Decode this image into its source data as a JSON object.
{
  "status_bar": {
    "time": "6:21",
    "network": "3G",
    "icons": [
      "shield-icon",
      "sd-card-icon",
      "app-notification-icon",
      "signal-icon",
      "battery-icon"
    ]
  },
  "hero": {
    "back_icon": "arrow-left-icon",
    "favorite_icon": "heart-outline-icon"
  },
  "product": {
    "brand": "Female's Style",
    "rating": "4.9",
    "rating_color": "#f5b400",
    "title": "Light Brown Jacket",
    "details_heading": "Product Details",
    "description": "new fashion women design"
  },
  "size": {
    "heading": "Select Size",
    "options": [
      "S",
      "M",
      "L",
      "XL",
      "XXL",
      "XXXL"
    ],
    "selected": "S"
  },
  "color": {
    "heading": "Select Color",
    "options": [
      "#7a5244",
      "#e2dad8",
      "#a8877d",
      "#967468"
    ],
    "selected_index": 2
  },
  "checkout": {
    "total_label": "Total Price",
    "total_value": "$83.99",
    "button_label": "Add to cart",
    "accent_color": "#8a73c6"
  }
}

Instructions for the task
Output the listing above exactly as it appears.

Right answer
Decode this image into its source data as a JSON object.
{
  "status_bar": {
    "time": "6:21",
    "network": "3G",
    "icons": [
      "shield-icon",
      "sd-card-icon",
      "app-notification-icon",
      "signal-icon",
      "battery-icon"
    ]
  },
  "hero": {
    "back_icon": "arrow-left-icon",
    "favorite_icon": "heart-outline-icon"
  },
  "product": {
    "brand": "Female's Style",
    "rating": "4.9",
    "rating_color": "#f5b400",
    "title": "Light Brown Jacket",
    "details_heading": "Product Details",
    "description": "new fashion women design"
  },
  "size": {
    "heading": "Select Size",
    "options": [
      "S",
      "M",
      "L",
      "XL",
      "XXL",
      "XXXL"
    ],
    "selected": "S"
  },
  "color": {
    "heading": "Select Color",
    "options": [
      "#7a5244",
      "#e2dad8",
      "#a8877d",
      "#967468"
    ],
    "selected_index": 2
  },
  "checkout": {
    "total_label": "Total Price",
    "total_value": "$83.99",
    "button_label": "Add to cart",
    "accent_color": "#8a73c6"
  }
}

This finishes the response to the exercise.